**WORK TO COMPLETE**:
Repeat each line word for word.
* START *
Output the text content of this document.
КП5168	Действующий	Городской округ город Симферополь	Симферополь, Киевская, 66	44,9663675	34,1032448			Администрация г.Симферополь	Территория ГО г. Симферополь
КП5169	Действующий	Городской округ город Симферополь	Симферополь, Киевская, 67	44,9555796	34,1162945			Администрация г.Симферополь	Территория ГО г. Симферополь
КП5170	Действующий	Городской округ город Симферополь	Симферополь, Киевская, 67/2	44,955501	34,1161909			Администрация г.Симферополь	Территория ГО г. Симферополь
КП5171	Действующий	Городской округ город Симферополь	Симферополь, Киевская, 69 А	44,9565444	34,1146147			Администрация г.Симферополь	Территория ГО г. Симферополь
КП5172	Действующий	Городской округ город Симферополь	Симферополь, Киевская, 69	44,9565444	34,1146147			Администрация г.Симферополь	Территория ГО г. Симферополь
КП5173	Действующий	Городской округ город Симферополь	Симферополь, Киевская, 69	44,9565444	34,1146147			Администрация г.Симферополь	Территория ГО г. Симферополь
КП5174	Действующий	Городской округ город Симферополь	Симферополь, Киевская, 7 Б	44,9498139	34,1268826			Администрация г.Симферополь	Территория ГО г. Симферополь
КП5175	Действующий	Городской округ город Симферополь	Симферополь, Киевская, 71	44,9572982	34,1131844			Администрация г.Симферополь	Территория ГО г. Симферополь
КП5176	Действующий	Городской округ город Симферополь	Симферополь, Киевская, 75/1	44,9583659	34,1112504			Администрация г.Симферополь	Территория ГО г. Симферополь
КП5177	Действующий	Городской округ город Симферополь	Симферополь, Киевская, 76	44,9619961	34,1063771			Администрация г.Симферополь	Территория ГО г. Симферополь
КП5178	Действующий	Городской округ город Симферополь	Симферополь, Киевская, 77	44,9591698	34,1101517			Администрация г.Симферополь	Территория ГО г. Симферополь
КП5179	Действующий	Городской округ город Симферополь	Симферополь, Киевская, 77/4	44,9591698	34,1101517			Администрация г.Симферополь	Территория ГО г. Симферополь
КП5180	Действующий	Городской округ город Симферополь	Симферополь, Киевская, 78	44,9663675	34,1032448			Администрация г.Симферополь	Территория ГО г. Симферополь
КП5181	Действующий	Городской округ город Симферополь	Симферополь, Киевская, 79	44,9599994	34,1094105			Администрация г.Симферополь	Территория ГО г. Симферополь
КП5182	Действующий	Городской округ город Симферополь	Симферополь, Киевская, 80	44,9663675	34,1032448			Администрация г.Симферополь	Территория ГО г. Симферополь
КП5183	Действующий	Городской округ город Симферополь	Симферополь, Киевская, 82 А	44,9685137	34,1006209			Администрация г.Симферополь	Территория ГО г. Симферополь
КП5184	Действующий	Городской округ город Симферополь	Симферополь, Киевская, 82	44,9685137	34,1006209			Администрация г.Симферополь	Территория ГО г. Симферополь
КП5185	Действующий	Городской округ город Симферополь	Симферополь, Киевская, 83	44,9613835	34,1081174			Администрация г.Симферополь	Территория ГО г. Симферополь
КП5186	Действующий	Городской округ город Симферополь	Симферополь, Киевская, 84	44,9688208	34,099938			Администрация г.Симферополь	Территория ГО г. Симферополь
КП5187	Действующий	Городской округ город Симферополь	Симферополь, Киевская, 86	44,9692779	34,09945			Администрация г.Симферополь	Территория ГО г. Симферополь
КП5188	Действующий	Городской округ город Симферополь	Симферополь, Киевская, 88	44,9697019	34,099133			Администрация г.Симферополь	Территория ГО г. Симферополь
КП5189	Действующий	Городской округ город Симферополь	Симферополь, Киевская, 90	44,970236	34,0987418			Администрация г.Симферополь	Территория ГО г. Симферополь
* END *
**WORKED ANSWER**:
Output the text content of this document.
КП5168	Действующий	Городской округ город Симферополь	Симферополь, Киевская, 66	44,9663675	34,1032448			Администрация г.Симферополь	Территория ГО г. Симферополь
КП5169	Действующий	Городской округ город Симферополь	Симферополь, Киевская, 67	44,9555796	34,1162945			Администрация г.Симферополь	Территория ГО г. Симферополь
КП5170	Действующий	Городской округ город Симферополь	Симферополь, Киевская, 67/2	44,955501	34,1161909			Администрация г.Симферополь	Территория ГО г. Симферополь
КП5171	Действующий	Городской округ город Симферополь	Симферополь, Киевская, 69 А	44,9565444	34,1146147			Администрация г.Симферополь	Территория ГО г. Симферополь
КП5172	Действующий	Городской округ город Симферополь	Симферополь, Киевская, 69	44,9565444	34,1146147			Администрация г.Симферополь	Территория ГО г. Симферополь
КП5173	Действующий	Городской округ город Симферополь	Симферополь, Киевская, 69	44,9565444	34,1146147			Администрация г.Симферополь	Территория ГО г. Симферополь
КП5174	Действующий	Городской округ город Симферополь	Симферополь, Киевская, 7 Б	44,9498139	34,1268826			Администрация г.Симферополь	Территория ГО г. Симферополь
КП5175	Действующий	Городской округ город Симферополь	Симферополь, Киевская, 71	44,9572982	34,1131844			Администрация г.Симферополь	Территория ГО г. Симферополь
КП5176	Действующий	Городской округ город Симферополь	Симферополь, Киевская, 75/1	44,9583659	34,1112504			Администрация г.Симферополь	Территория ГО г. Симферополь
КП5177	Действующий	Городской округ город Симферополь	Симферополь, Киевская, 76	44,9619961	34,1063771			Администрация г.Симферополь	Территория ГО г. Симферополь
КП5178	Действующий	Городской округ город Симферополь	Симферополь, Киевская, 77	44,9591698	34,1101517			Администрация г.Симферополь	Территория ГО г. Симферополь
КП5179	Действующий	Городской округ город Симферополь	Симферополь, Киевская, 77/4	44,9591698	34,1101517			Администрация г.Симферополь	Территория ГО г. Симферополь
КП5180	Действующий	Городской округ город Симферополь	Симферополь, Киевская, 78	44,9663675	34,1032448			Администрация г.Симферополь	Территория ГО г. Симферополь
КП5181	Действующий	Городской округ город Симферополь	Симферополь, Киевская, 79	44,9599994	34,1094105			Администрация г.Симферополь	Территория ГО г. Симферополь
КП5182	Действующий	Городской округ город Симферополь	Симферополь, Киевская, 80	44,9663675	34,1032448			Администрация г.Симферополь	Территория ГО г. Симферополь
КП5183	Действующий	Городской округ город Симферополь	Симферополь, Киевская, 82 А	44,9685137	34,1006209			Администрация г.Симферополь	Территория ГО г. Симферополь
КП5184	Действующий	Городской округ город Симферополь	Симферополь, Киевская, 82	44,9685137	34,1006209			Администрация г.Симферополь	Территория ГО г. Симферополь
КП5185	Действующий	Городской округ город Симферополь	Симферополь, Киевская, 83	44,9613835	34,1081174			Администрация г.Симферополь	Территория ГО г. Симферополь
КП5186	Действующий	Городской округ город Симферополь	Симферополь, Киевская, 84	44,9688208	34,099938			Администрация г.Симферополь	Территория ГО г. Симферополь
КП5187	Действующий	Городской округ город Симферополь	Симферополь, Киевская, 86	44,9692779	34,09945			Администрация г.Симферополь	Территория ГО г. Симферополь
КП5188	Действующий	Городской округ город Симферополь	Симферополь, Киевская, 88	44,9697019	34,099133			Администрация г.Симферополь	Территория ГО г. Симферополь
КП5189	Действующий	Городской округ город Симферополь	Симферополь, Киевская, 90	44,970236	34,0987418			Администрация г.Симферополь	Территория ГО г. Симферополь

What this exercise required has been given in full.